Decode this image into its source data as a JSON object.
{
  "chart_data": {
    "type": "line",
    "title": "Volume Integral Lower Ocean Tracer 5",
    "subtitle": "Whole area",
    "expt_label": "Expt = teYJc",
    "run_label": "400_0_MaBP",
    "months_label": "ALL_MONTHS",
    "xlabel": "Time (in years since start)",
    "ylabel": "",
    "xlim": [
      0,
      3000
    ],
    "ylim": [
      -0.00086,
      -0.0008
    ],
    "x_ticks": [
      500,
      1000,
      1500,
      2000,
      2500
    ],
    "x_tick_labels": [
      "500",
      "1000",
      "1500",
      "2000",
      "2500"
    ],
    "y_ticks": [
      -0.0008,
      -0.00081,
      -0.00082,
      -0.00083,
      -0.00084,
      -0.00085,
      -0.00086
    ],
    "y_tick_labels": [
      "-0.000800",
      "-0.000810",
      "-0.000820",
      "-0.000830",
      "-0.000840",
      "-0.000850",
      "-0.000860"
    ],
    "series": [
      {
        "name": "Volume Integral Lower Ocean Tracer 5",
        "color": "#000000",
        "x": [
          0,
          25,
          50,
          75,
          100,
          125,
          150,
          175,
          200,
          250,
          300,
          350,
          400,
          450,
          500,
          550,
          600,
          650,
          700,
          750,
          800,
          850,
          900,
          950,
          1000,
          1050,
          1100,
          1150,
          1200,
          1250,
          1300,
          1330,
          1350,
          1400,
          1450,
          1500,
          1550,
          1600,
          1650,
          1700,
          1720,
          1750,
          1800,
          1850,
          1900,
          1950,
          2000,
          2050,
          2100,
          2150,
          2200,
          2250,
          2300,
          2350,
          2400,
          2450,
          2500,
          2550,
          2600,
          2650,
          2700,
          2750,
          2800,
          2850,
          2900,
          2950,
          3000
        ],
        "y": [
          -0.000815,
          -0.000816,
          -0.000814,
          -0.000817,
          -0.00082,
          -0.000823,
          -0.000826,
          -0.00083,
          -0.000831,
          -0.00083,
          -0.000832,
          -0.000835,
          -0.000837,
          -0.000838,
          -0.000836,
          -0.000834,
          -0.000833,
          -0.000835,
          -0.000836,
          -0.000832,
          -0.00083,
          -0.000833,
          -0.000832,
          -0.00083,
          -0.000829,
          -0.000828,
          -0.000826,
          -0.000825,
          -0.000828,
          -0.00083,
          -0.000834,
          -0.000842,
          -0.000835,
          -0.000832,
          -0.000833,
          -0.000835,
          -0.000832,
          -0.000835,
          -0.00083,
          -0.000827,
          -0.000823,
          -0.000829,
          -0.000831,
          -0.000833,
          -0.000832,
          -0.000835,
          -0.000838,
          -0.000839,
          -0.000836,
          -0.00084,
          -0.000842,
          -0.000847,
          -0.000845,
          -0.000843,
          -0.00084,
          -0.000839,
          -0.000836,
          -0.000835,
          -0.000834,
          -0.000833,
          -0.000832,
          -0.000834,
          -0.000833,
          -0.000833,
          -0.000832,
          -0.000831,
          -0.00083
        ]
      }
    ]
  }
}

Exercise instructions: Give the complete listing a second time, exactly as it reads.

Correct answer:
Decode this image into its source data as a JSON object.
{
  "chart_data": {
    "type": "line",
    "title": "Volume Integral Lower Ocean Tracer 5",
    "subtitle": "Whole area",
    "expt_label": "Expt = teYJc",
    "run_label": "400_0_MaBP",
    "months_label": "ALL_MONTHS",
    "xlabel": "Time (in years since start)",
    "ylabel": "",
    "xlim": [
      0,
      3000
    ],
    "ylim": [
      -0.00086,
      -0.0008
    ],
    "x_ticks": [
      500,
      1000,
      1500,
      2000,
      2500
    ],
    "x_tick_labels": [
      "500",
      "1000",
      "1500",
      "2000",
      "2500"
    ],
    "y_ticks": [
      -0.0008,
      -0.00081,
      -0.00082,
      -0.00083,
      -0.00084,
      -0.00085,
      -0.00086
    ],
    "y_tick_labels": [
      "-0.000800",
      "-0.000810",
      "-0.000820",
      "-0.000830",
      "-0.000840",
      "-0.000850",
      "-0.000860"
    ],
    "series": [
      {
        "name": "Volume Integral Lower Ocean Tracer 5",
        "color": "#000000",
        "x": [
          0,
          25,
          50,
          75,
          100,
          125,
          150,
          175,
          200,
          250,
          300,
          350,
          400,
          450,
          500,
          550,
          600,
          650,
          700,
          750,
          800,
          850,
          900,
          950,
          1000,
          1050,
          1100,
          1150,
          1200,
          1250,
          1300,
          1330,
          1350,
          1400,
          1450,
          1500,
          1550,
          1600,
          1650,
          1700,
          1720,
          1750,
          1800,
          1850,
          1900,
          1950,
          2000,
          2050,
          2100,
          2150,
          2200,
          2250,
          2300,
          2350,
          2400,
          2450,
          2500,
          2550,
          2600,
          2650,
          2700,
          2750,
          2800,
          2850,
          2900,
          2950,
          3000
        ],
        "y": [
          -0.000815,
          -0.000816,
          -0.000814,
          -0.000817,
          -0.00082,
          -0.000823,
          -0.000826,
          -0.00083,
          -0.000831,
          -0.00083,
          -0.000832,
          -0.000835,
          -0.000837,
          -0.000838,
          -0.000836,
          -0.000834,
          -0.000833,
          -0.000835,
          -0.000836,
          -0.000832,
          -0.00083,
          -0.000833,
          -0.000832,
          -0.00083,
          -0.000829,
          -0.000828,
          -0.000826,
          -0.000825,
          -0.000828,
          -0.00083,
          -0.000834,
          -0.000842,
          -0.000835,
          -0.000832,
          -0.000833,
          -0.000835,
          -0.000832,
          -0.000835,
          -0.00083,
          -0.000827,
          -0.000823,
          -0.000829,
          -0.000831,
          -0.000833,
          -0.000832,
          -0.000835,
          -0.000838,
          -0.000839,
          -0.000836,
          -0.00084,
          -0.000842,
          -0.000847,
          -0.000845,
          -0.000843,
          -0.00084,
          -0.000839,
          -0.000836,
          -0.000835,
          -0.000834,
          -0.000833,
          -0.000832,
          -0.000834,
          -0.000833,
          -0.000833,
          -0.000832,
          -0.000831,
          -0.00083
        ]
      }
    ]
  }
}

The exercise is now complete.